* _INSTRUCTIONS_
• a. Decide whether each statement below agrees with the article on rising mortgage rates. Answer yes or no for each, and quote the words of the article that decide it.
(i) The average APR across the 50 states in April 2023 was 7.18%.
(ii) Rates grew more in 2023 than in 2022.
(iii) People with fixed-rate loans will see the amount they spend on their mortgage rise.
• b. Write out the stretch of the mortgage rates article from "Rising Rates Hike" through "between 6% to 7%.", swapping "Federal Reserve" for "Fed".
• c. Please carry on the article about rising mortgage rates from the point where it stops.
──────── TEXT PASSAGE
Rising Rates Hike Up Monthly Mortgage Payments

According to LendingTree, mortgage rates rose dramatically in 2022 (mainly due to increases of the nominal interest rate by the Federal Reserve), as the average rate on a standard 30-year, fixed-rate mortgage doubling between the start and end of 2022. 

Rates have not grown as much in 2023, but they have still gone up, and are now hovering between 6% to 7%. 

It is basic math that when interest rates go up, so do monthly payments, so LendingTree used internal data to put a dollar amount on how rising rates could affect the cost of a standard mortgage. 

Specifically, LendingTree calculated the difference between average monthly mortgage payments on 30-year, fixed-rate loans in each state based on what those payments would be with the average APRs in April 2022 and April 2023. 

Research revealed that these rising rates could potentially cost new borrowers hundreds, to thousands, to tens of thousands of dollars over the lifetime of the note. 

Key findings of this report, as highlighted by LendingTree include: 

  • 30-year, fixed-rate mortgage APRs increased by an average of 1.85 percentage points across all 50 states between April 2022 and April 2023. In April 2023, the average APR across the 50 states was 7.18%, up from 5.33% in April 2022. 
  • Nationwide, rising APRs caused calculated mortgage payments to increase by an average of $121.09 a month. To put that figure into perspective, that monthly increase amounts to an average of $1,453.10 in extra costs each year and an average of $43,593.12 in additional costs over the lifetime of a 30-year loan. While these extra costs are substantial, keep in mind that those with fixed-rate loans won’t see the amount they spend on their mortgage rise. Instead, higher APRs will typically impact new mortgage borrowers and those with variable-rate loans.
────────────────
──────── ENTRIES PROVIDED
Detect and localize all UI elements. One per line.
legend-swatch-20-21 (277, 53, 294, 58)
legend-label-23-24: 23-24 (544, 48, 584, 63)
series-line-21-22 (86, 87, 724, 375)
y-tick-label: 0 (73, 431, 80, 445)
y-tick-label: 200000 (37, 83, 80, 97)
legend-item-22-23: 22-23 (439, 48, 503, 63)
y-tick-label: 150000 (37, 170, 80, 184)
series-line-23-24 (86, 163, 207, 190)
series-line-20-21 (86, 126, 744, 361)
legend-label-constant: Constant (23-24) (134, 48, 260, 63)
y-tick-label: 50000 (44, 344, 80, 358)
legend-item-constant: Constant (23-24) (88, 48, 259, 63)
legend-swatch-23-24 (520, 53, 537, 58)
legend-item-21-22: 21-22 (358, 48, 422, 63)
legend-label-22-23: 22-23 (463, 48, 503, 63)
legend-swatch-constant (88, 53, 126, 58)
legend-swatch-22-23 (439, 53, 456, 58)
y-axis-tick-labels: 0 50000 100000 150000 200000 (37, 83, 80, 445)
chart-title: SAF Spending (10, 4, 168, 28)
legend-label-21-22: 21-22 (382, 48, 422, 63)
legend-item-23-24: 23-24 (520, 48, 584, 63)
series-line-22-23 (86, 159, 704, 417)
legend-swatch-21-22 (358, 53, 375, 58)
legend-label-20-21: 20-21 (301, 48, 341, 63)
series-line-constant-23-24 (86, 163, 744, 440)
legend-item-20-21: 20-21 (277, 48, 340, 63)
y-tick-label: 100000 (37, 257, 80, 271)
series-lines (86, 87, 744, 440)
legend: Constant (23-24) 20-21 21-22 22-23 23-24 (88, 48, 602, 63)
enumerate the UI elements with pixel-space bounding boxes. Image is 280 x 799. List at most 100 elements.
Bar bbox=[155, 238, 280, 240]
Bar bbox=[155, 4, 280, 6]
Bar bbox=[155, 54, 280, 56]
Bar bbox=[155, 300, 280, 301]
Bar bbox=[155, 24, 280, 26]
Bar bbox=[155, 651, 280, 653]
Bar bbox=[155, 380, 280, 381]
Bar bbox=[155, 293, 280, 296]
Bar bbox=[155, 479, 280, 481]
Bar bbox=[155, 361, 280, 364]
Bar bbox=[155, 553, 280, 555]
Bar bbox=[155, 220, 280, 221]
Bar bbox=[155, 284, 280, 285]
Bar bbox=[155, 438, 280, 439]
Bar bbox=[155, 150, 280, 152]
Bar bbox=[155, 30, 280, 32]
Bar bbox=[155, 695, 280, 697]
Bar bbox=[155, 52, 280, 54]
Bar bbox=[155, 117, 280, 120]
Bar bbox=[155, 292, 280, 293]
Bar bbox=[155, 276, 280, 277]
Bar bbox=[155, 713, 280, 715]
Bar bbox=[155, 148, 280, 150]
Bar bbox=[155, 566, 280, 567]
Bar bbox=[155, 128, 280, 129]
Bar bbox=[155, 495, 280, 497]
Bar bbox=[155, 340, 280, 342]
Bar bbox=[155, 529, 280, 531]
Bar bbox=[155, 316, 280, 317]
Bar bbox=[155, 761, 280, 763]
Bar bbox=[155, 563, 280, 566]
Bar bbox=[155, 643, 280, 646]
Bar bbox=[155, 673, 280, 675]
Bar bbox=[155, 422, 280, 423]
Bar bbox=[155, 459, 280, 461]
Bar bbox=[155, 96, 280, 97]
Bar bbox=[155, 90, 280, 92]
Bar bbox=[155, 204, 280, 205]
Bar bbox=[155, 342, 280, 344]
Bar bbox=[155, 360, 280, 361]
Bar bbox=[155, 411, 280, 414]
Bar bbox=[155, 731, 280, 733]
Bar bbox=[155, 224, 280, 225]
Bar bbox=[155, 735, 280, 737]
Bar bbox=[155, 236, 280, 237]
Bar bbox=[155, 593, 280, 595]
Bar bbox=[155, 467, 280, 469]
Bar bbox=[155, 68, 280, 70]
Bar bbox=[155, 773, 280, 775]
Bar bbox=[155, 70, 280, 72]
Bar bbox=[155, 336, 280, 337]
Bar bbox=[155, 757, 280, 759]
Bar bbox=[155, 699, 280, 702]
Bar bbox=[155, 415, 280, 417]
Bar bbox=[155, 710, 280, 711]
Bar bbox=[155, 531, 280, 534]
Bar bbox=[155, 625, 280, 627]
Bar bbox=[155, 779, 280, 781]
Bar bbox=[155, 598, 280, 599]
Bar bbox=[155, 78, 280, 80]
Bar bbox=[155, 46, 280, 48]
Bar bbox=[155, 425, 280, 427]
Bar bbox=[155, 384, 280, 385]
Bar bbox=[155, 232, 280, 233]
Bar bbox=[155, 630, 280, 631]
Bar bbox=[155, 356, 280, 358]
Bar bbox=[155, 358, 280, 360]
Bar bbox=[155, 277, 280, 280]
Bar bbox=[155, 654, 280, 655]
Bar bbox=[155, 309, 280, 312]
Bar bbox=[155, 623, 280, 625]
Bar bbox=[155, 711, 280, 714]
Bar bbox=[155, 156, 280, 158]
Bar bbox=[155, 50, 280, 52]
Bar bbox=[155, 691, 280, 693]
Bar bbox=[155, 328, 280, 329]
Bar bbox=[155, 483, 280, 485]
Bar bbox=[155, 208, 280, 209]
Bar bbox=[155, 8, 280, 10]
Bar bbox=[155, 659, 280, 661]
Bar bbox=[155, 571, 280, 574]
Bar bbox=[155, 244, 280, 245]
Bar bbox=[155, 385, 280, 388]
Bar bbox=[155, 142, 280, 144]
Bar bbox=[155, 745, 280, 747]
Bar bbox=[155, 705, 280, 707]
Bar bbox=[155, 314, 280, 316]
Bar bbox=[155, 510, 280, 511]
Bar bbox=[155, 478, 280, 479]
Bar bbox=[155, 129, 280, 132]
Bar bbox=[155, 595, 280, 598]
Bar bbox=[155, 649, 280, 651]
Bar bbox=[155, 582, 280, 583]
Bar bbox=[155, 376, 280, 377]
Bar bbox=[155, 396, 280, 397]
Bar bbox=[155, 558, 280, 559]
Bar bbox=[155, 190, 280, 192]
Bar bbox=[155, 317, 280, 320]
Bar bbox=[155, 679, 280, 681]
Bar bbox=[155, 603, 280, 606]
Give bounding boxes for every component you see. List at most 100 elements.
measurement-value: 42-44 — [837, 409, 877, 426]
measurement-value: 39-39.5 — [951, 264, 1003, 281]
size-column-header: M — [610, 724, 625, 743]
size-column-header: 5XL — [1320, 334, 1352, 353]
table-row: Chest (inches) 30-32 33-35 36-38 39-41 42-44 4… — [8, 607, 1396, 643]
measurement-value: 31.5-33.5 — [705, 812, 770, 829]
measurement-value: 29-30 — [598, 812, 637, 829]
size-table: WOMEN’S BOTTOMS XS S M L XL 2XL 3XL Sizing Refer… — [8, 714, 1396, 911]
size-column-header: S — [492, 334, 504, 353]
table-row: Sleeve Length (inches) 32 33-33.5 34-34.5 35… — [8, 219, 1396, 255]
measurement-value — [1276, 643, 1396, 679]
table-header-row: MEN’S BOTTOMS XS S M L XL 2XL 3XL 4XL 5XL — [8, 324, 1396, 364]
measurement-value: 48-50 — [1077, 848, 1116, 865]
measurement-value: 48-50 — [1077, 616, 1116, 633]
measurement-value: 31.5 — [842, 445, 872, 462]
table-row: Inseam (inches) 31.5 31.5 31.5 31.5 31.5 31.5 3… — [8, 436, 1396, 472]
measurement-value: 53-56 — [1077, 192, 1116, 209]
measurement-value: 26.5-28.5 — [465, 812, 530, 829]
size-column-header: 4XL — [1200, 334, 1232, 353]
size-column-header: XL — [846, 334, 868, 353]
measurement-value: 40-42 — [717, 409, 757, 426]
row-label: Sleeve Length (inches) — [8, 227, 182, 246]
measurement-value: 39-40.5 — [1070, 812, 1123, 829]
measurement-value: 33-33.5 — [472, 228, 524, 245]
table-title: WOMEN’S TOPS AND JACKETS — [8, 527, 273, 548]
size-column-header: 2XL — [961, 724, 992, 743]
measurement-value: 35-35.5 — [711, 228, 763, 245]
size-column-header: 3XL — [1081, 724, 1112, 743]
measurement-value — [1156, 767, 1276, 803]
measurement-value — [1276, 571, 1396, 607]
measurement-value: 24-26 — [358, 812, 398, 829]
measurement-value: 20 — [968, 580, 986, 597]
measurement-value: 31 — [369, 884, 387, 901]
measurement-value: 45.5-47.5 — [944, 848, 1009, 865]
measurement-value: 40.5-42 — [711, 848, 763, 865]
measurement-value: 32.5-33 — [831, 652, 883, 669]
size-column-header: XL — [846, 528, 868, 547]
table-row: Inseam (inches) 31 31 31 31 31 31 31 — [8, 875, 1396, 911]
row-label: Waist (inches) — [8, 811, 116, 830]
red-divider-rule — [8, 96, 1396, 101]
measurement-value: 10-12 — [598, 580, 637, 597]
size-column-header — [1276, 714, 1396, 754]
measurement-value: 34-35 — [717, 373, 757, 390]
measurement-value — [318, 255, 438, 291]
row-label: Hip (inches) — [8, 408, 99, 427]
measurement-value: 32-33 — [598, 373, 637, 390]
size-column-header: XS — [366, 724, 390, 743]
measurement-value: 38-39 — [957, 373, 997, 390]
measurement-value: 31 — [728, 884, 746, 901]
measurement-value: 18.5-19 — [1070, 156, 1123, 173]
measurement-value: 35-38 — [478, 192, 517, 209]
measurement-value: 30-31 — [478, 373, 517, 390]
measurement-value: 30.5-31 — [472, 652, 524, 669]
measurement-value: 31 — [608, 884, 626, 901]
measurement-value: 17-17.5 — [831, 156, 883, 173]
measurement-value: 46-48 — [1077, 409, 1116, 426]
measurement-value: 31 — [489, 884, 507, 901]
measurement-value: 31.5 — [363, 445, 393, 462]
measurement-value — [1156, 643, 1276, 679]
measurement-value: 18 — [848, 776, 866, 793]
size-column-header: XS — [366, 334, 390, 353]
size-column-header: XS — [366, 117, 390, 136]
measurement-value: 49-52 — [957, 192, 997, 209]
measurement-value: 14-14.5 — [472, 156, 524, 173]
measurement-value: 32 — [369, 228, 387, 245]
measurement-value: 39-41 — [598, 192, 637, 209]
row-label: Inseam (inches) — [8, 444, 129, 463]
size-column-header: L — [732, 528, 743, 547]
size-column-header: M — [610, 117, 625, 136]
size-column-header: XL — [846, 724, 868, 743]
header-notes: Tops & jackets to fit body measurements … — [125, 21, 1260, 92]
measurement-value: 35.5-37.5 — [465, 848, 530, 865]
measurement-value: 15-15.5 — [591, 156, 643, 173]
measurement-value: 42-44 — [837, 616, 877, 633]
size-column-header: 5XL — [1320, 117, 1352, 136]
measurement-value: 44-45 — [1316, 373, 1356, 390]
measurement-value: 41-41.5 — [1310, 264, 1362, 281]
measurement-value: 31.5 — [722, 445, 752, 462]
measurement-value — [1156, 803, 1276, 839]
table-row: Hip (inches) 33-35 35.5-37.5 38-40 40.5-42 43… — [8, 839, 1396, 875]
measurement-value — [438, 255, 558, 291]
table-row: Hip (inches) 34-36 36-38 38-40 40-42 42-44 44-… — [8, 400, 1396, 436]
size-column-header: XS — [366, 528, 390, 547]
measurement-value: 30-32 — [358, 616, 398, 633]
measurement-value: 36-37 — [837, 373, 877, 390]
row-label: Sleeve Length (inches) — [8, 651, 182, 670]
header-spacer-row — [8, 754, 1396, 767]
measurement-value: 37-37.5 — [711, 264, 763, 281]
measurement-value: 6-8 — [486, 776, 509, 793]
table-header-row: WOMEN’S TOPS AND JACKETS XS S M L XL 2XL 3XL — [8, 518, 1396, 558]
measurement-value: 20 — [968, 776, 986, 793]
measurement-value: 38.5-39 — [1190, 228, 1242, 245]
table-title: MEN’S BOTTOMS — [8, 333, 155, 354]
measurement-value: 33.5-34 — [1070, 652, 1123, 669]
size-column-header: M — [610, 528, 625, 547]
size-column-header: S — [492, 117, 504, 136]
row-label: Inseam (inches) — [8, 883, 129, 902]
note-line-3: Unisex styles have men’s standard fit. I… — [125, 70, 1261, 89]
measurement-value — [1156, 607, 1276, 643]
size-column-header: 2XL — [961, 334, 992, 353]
────────────────
* _EXPECTED RESULTS_
• a.
(i) Yes: "In April 2023, the average APR across the 50 states was 7.18%, up from 5.33% in April 2022."
(ii) No: "Rates have not grown as much in 2023, but they have still gone up"
(iii) No: "those with fixed-rate loans won’t see the amount they spend on their mortgage rise"

• b.
Rising Rates Hike Up Monthly Mortgage Payments

According to LendingTree, mortgage rates rose dramatically in 2022 (mainly due to increases of the nominal interest rate by the Fed), as the average rate on a standard 30-year, fixed-rate mortgage doubling between the start and end of 2022. 

Rates have not grown as much in 2023, but they have still gone up, and are now hovering between 6% to 7%.

• c.
  • Calculated mortgage payments increased the least in North Dakota, Iowa and Wisconsin. Owing to relatively low loan amounts, monthly payments increased by $64.93, $77.06 and $79.24, respectively. Though these increases are less than the national average, they average $26,547.60 in extra costs over the 30-year lifetime of a mortgage. 
  • Hawaii, New York and California saw mortgage payments increase the most. These high-cost states saw monthly increases of $256.47, $194.02, and $185.79, respectively. Over 30 years, these extra monthly costs average $76,353.60. 

With the June meeting of the Federal Reserve’s Federal Open Market Committee right around the corner, there’s much less reason for mortgage rates to start rapidly climbing as seen in 2022. This is somewhat good news for buyers, as it means they may not need to deal with constantly rising rates that threaten to price them out of the market if they don’t buy immediately.